──────── DATASET

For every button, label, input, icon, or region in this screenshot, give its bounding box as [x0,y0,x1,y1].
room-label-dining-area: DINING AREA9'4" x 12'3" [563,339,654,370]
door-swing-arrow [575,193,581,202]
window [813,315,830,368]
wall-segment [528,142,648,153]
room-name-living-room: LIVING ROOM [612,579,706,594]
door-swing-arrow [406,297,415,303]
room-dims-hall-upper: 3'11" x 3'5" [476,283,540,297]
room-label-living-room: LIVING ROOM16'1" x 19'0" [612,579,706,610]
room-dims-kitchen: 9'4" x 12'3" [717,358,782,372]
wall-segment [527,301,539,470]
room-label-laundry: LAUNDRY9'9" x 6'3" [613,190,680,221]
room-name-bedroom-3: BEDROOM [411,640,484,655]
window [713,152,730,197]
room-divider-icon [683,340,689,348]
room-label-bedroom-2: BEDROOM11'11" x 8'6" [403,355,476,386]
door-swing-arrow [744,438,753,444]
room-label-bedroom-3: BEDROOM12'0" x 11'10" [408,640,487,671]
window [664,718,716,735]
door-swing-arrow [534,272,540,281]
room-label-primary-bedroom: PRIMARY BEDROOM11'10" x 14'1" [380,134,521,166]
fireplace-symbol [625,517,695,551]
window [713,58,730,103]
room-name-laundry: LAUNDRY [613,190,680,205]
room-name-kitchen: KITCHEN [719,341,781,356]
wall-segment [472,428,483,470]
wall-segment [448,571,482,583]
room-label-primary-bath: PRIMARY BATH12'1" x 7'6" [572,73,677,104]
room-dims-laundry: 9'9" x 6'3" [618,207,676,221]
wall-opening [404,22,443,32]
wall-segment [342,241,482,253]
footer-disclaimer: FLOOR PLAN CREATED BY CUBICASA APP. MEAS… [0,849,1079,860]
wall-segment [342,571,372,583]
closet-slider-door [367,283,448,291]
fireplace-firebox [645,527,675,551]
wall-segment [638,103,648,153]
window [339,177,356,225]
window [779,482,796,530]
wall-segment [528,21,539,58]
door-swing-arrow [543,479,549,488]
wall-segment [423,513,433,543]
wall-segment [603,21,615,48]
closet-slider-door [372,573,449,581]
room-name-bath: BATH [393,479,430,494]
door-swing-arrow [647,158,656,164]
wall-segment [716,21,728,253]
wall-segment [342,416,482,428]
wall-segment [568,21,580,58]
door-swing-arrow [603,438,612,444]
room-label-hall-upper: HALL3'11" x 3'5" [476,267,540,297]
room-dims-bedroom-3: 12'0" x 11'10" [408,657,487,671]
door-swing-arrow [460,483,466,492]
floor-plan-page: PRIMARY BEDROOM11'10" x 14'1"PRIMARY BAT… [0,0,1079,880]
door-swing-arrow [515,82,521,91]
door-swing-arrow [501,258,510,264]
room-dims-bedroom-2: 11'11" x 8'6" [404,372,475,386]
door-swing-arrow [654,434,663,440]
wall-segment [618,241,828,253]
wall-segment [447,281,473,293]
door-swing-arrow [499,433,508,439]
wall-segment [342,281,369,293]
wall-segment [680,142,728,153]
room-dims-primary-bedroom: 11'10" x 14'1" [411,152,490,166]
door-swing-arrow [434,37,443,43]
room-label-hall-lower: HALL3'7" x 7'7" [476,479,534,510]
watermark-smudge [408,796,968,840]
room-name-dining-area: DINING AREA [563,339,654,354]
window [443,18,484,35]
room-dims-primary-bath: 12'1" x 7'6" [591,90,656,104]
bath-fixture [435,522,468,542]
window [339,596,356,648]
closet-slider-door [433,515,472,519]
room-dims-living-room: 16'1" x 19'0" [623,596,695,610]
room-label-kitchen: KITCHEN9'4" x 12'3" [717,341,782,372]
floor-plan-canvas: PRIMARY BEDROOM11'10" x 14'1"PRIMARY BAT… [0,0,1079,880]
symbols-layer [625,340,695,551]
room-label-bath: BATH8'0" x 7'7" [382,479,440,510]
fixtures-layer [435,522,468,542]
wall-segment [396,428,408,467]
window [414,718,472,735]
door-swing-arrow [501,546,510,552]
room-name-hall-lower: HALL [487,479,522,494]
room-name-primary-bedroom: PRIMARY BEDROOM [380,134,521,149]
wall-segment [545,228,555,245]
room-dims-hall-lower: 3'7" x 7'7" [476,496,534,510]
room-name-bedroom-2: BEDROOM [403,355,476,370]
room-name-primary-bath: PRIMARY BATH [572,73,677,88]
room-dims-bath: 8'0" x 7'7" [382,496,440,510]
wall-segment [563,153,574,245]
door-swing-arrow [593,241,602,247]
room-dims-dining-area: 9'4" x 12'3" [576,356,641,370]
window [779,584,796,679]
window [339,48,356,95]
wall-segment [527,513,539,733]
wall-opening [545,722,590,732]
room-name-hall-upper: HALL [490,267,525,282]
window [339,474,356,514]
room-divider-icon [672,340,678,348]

────────────────

List every line in the material above that contains the string "lower".

SOLUTION TO THIS TASK:
room-label-hall-lower: HALL3'7" x 7'7" [476,479,534,510]
room-name-hall-lower: HALL [487,479,522,494]
room-dims-hall-lower: 3'7" x 7'7" [476,496,534,510]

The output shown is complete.